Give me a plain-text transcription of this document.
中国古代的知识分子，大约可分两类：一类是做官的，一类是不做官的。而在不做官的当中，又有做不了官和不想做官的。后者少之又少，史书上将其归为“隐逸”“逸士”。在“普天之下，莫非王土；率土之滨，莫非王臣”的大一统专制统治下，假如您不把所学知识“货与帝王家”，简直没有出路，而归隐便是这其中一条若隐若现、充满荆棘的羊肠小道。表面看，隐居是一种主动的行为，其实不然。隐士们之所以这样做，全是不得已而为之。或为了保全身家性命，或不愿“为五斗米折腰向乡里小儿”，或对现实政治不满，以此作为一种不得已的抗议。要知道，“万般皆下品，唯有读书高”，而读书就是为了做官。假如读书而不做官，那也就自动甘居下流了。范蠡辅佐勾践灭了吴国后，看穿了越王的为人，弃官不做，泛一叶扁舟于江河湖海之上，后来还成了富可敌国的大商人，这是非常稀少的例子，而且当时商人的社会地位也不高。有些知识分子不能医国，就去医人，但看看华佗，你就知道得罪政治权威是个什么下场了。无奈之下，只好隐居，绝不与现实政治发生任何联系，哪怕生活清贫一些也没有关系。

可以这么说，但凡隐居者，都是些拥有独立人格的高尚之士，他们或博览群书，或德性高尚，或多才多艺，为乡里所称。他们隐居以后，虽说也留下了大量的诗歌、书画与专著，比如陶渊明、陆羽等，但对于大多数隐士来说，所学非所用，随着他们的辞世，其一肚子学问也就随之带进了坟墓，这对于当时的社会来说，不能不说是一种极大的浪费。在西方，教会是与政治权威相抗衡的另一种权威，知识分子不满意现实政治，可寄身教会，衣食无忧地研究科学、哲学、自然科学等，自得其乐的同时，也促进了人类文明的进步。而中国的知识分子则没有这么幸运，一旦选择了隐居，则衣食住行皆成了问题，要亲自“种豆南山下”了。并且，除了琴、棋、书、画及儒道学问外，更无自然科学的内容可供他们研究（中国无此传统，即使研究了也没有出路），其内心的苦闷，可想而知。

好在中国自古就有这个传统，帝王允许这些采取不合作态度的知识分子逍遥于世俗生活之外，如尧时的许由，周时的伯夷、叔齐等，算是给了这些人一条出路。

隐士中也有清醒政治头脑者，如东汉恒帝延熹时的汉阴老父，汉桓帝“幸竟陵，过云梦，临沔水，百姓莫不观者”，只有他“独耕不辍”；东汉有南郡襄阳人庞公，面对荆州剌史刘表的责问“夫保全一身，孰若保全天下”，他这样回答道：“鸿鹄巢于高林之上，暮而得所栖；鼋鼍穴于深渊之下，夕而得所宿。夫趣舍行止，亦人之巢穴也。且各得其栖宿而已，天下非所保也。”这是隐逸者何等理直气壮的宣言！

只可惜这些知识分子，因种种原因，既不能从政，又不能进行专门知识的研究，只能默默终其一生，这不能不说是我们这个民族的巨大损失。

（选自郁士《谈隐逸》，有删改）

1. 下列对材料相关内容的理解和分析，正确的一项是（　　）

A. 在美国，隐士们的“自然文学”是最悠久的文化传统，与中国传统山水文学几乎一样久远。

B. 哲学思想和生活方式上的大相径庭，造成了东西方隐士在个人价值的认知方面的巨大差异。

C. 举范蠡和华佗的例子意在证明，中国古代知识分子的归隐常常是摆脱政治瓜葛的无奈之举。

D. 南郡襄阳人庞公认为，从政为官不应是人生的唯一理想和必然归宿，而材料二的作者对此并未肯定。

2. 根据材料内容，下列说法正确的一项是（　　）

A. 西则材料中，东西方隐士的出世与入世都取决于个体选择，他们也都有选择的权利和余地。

*****

Task brief => Produce a verbatim transcription of the entries above.

Output of the task =>
Give me a plain-text transcription of this document.
中国古代的知识分子，大约可分两类：一类是做官的，一类是不做官的。而在不做官的当中，又有做不了官和不想做官的。后者少之又少，史书上将其归为“隐逸”“逸士”。在“普天之下，莫非王土；率土之滨，莫非王臣”的大一统专制统治下，假如您不把所学知识“货与帝王家”，简直没有出路，而归隐便是这其中一条若隐若现、充满荆棘的羊肠小道。表面看，隐居是一种主动的行为，其实不然。隐士们之所以这样做，全是不得已而为之。或为了保全身家性命，或不愿“为五斗米折腰向乡里小儿”，或对现实政治不满，以此作为一种不得已的抗议。要知道，“万般皆下品，唯有读书高”，而读书就是为了做官。假如读书而不做官，那也就自动甘居下流了。范蠡辅佐勾践灭了吴国后，看穿了越王的为人，弃官不做，泛一叶扁舟于江河湖海之上，后来还成了富可敌国的大商人，这是非常稀少的例子，而且当时商人的社会地位也不高。有些知识分子不能医国，就去医人，但看看华佗，你就知道得罪政治权威是个什么下场了。无奈之下，只好隐居，绝不与现实政治发生任何联系，哪怕生活清贫一些也没有关系。

可以这么说，但凡隐居者，都是些拥有独立人格的高尚之士，他们或博览群书，或德性高尚，或多才多艺，为乡里所称。他们隐居以后，虽说也留下了大量的诗歌、书画与专著，比如陶渊明、陆羽等，但对于大多数隐士来说，所学非所用，随着他们的辞世，其一肚子学问也就随之带进了坟墓，这对于当时的社会来说，不能不说是一种极大的浪费。在西方，教会是与政治权威相抗衡的另一种权威，知识分子不满意现实政治，可寄身教会，衣食无忧地研究科学、哲学、自然科学等，自得其乐的同时，也促进了人类文明的进步。而中国的知识分子则没有这么幸运，一旦选择了隐居，则衣食住行皆成了问题，要亲自“种豆南山下”了。并且，除了琴、棋、书、画及儒道学问外，更无自然科学的内容可供他们研究（中国无此传统，即使研究了也没有出路），其内心的苦闷，可想而知。

好在中国自古就有这个传统，帝王允许这些采取不合作态度的知识分子逍遥于世俗生活之外，如尧时的许由，周时的伯夷、叔齐等，算是给了这些人一条出路。

隐士中也有清醒政治头脑者，如东汉恒帝延熹时的汉阴老父，汉桓帝“幸竟陵，过云梦，临沔水，百姓莫不观者”，只有他“独耕不辍”；东汉有南郡襄阳人庞公，面对荆州剌史刘表的责问“夫保全一身，孰若保全天下”，他这样回答道：“鸿鹄巢于高林之上，暮而得所栖；鼋鼍穴于深渊之下，夕而得所宿。夫趣舍行止，亦人之巢穴也。且各得其栖宿而已，天下非所保也。”这是隐逸者何等理直气壮的宣言！

只可惜这些知识分子，因种种原因，既不能从政，又不能进行专门知识的研究，只能默默终其一生，这不能不说是我们这个民族的巨大损失。

（选自郁士《谈隐逸》，有删改）

1. 下列对材料相关内容的理解和分析，正确的一项是（　　）

A. 在美国，隐士们的“自然文学”是最悠久的文化传统，与中国传统山水文学几乎一样久远。

B. 哲学思想和生活方式上的大相径庭，造成了东西方隐士在个人价值的认知方面的巨大差异。

C. 举范蠡和华佗的例子意在证明，中国古代知识分子的归隐常常是摆脱政治瓜葛的无奈之举。

D. 南郡襄阳人庞公认为，从政为官不应是人生的唯一理想和必然归宿，而材料二的作者对此并未肯定。

2. 根据材料内容，下列说法正确的一项是（　　）

A. 西则材料中，东西方隐士的出世与入世都取决于个体选择，他们也都有选择的权利和余地。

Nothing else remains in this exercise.